TH       Which is thankfully a more and more common practice.

EC       I think that the whole underpinning of this conversation and everything we’ve been talking about since the beginning is that as long as we allow America and as an extension of that the arts, to be run by corporate capitalism we have far fewer solutions.  It incentivizes certain things because of their monetary value, which are not inherently artistic.  The conditions of America create a situation in which we can’t be individuals who can make art because we do not have a guarantee of food or shelter or healthcare.  If there was universal healthcare and universal housing and access to food was secured then we could truly have a capitalism that people pretend to want, which is a merit based “best work rises to the top” system.  But circumstances being what they are, that’s just impossible.  I don’t think there should be an equality of merit in terms of what’s good and what isn’t but it’s so skewed by capitalism and white supremacy and the patriarchy that we can’t even have that conversation. 

TH       I mean, there’s so many conversations we can’t have until we…

EC       Until we topple all white supremacy, topple all hetero-patriarchy, topple all class warfare and predatory capitalism and the denial of basic civil rights.  And we haven’t even talked about ethno-centrism, jingoism and xenophobia and the idea of the American musical and what it means to have the American musical. 

TH       Exactly.  So… maybe let’s topple all that stuff before deadline so we can actually have those meaningful conversations!

EC       Ha!

TH       Anything else you want to close out on?

EC       I’m not one of those people who think all work is good.  There is work that is bad. And there is work that doesn’t deserve to be funded, or produced.  But I don’t think that means those artists shouldn’t be allowed to make art.   There should be venues and opportunities for people that are not necessarily steering the culture.  There should be more community theater in New York.  There’s all these reasons why it should exist at all levels.  Everyone who wants to create, write, make something should be allowed to do that.

=====

PROBLEM TO WORK ON: Say whether each statement below agrees with the interview excerpt above, answering yes or no and quoting the words of the excerpt that decide it. (a) EC holds that all work is good. (b) EC says New York should have more community theater. (c) According to EC, ethno-centrism has already been discussed in the conversation.

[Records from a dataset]

=====

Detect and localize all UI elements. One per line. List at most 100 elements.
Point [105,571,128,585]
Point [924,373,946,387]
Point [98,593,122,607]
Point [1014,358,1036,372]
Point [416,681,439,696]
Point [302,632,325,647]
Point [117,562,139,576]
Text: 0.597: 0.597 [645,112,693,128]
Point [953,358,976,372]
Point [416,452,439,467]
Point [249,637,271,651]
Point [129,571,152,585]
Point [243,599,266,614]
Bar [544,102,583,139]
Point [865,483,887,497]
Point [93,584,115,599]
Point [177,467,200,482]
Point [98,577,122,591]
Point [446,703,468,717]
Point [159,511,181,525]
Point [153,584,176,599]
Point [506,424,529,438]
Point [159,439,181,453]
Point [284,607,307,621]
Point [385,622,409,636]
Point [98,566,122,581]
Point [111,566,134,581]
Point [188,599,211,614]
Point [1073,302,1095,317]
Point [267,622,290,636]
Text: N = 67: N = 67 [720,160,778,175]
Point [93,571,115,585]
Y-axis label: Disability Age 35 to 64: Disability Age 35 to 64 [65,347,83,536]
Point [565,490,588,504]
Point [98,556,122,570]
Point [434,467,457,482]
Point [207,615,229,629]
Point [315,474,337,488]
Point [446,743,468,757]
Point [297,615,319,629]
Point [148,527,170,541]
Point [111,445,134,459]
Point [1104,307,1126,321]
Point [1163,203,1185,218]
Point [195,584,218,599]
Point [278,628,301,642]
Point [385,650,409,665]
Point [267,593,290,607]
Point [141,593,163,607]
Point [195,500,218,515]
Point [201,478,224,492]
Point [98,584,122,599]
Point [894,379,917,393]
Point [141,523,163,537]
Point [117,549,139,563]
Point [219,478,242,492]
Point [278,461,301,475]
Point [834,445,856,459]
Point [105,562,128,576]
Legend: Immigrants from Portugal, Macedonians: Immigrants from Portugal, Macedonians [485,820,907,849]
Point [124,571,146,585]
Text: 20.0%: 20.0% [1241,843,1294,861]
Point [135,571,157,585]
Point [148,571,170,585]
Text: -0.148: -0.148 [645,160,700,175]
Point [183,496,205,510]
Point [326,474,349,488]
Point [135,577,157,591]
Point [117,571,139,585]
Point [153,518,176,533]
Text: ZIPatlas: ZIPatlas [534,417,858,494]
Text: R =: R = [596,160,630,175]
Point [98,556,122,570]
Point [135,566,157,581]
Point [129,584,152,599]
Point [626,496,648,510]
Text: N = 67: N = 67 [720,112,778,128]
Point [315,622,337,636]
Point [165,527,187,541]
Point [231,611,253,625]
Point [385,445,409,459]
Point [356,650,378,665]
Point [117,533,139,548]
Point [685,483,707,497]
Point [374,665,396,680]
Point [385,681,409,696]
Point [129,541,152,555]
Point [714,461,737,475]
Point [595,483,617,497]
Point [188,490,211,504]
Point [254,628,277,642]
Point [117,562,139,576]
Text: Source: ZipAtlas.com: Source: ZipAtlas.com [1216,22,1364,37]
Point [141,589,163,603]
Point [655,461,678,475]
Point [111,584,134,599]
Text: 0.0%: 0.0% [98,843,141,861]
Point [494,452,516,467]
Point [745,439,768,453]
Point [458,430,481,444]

=====

SOLUTION BELOW:
(a) No: "I’m not one of those people who think all work is good."
(b) Yes: "There should be more community theater in New York."
(c) No: "And we haven’t even talked about ethno-centrism, jingoism and xenophobia"